INSTRUCTION: In your copy, include every line of the listing below exactly but none of the pictures.

SOURCE MATERIAL:

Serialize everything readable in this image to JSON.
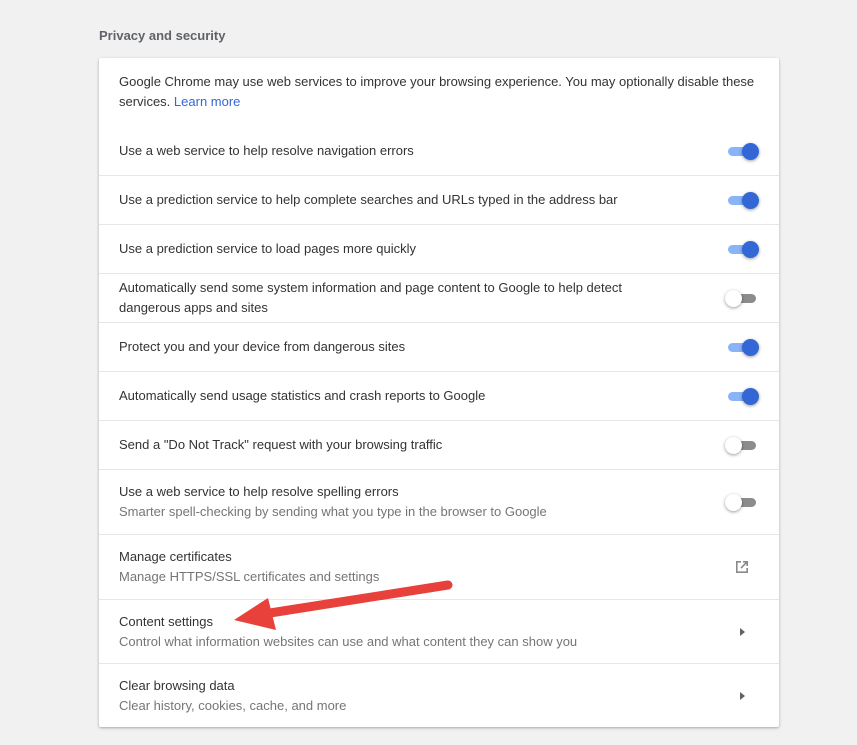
{
  "section": {
    "title": "Privacy and security"
  },
  "intro": {
    "text": "Google Chrome may use web services to improve your browsing experience. You may optionally disable these services.",
    "link": "Learn more"
  },
  "settings": [
    {
      "label": "Use a web service to help resolve navigation errors",
      "sublabel": "",
      "control": "toggle",
      "state": "on"
    },
    {
      "label": "Use a prediction service to help complete searches and URLs typed in the address bar",
      "sublabel": "",
      "control": "toggle",
      "state": "on"
    },
    {
      "label": "Use a prediction service to load pages more quickly",
      "sublabel": "",
      "control": "toggle",
      "state": "on"
    },
    {
      "label": "Automatically send some system information and page content to Google to help detect dangerous apps and sites",
      "sublabel": "",
      "control": "toggle",
      "state": "off"
    },
    {
      "label": "Protect you and your device from dangerous sites",
      "sublabel": "",
      "control": "toggle",
      "state": "on"
    },
    {
      "label": "Automatically send usage statistics and crash reports to Google",
      "sublabel": "",
      "control": "toggle",
      "state": "on"
    },
    {
      "label": "Send a \"Do Not Track\" request with your browsing traffic",
      "sublabel": "",
      "control": "toggle",
      "state": "off"
    },
    {
      "label": "Use a web service to help resolve spelling errors",
      "sublabel": "Smarter spell-checking by sending what you type in the browser to Google",
      "control": "toggle",
      "state": "off"
    },
    {
      "label": "Manage certificates",
      "sublabel": "Manage HTTPS/SSL certificates and settings",
      "control": "external-link-icon"
    },
    {
      "label": "Content settings",
      "sublabel": "Control what information websites can use and what content they can show you",
      "control": "chevron-right-icon"
    },
    {
      "label": "Clear browsing data",
      "sublabel": "Clear history, cookies, cache, and more",
      "control": "chevron-right-icon"
    }
  ],
  "colors": {
    "toggle_on_knob": "#3367d6",
    "toggle_on_track": "#8ab4f8",
    "toggle_off_track": "#8c8c8c",
    "link": "#3367d6",
    "annotation_arrow": "#e8403a"
  }
}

EXERCISE OUTPUT:
Serialize everything readable in this image to JSON.
{
  "section": {
    "title": "Privacy and security"
  },
  "intro": {
    "text": "Google Chrome may use web services to improve your browsing experience. You may optionally disable these services.",
    "link": "Learn more"
  },
  "settings": [
    {
      "label": "Use a web service to help resolve navigation errors",
      "sublabel": "",
      "control": "toggle",
      "state": "on"
    },
    {
      "label": "Use a prediction service to help complete searches and URLs typed in the address bar",
      "sublabel": "",
      "control": "toggle",
      "state": "on"
    },
    {
      "label": "Use a prediction service to load pages more quickly",
      "sublabel": "",
      "control": "toggle",
      "state": "on"
    },
    {
      "label": "Automatically send some system information and page content to Google to help detect dangerous apps and sites",
      "sublabel": "",
      "control": "toggle",
      "state": "off"
    },
    {
      "label": "Protect you and your device from dangerous sites",
      "sublabel": "",
      "control": "toggle",
      "state": "on"
    },
    {
      "label": "Automatically send usage statistics and crash reports to Google",
      "sublabel": "",
      "control": "toggle",
      "state": "on"
    },
    {
      "label": "Send a \"Do Not Track\" request with your browsing traffic",
      "sublabel": "",
      "control": "toggle",
      "state": "off"
    },
    {
      "label": "Use a web service to help resolve spelling errors",
      "sublabel": "Smarter spell-checking by sending what you type in the browser to Google",
      "control": "toggle",
      "state": "off"
    },
    {
      "label": "Manage certificates",
      "sublabel": "Manage HTTPS/SSL certificates and settings",
      "control": "external-link-icon"
    },
    {
      "label": "Content settings",
      "sublabel": "Control what information websites can use and what content they can show you",
      "control": "chevron-right-icon"
    },
    {
      "label": "Clear browsing data",
      "sublabel": "Clear history, cookies, cache, and more",
      "control": "chevron-right-icon"
    }
  ],
  "colors": {
    "toggle_on_knob": "#3367d6",
    "toggle_on_track": "#8ab4f8",
    "toggle_off_track": "#8c8c8c",
    "link": "#3367d6",
    "annotation_arrow": "#e8403a"
  }
}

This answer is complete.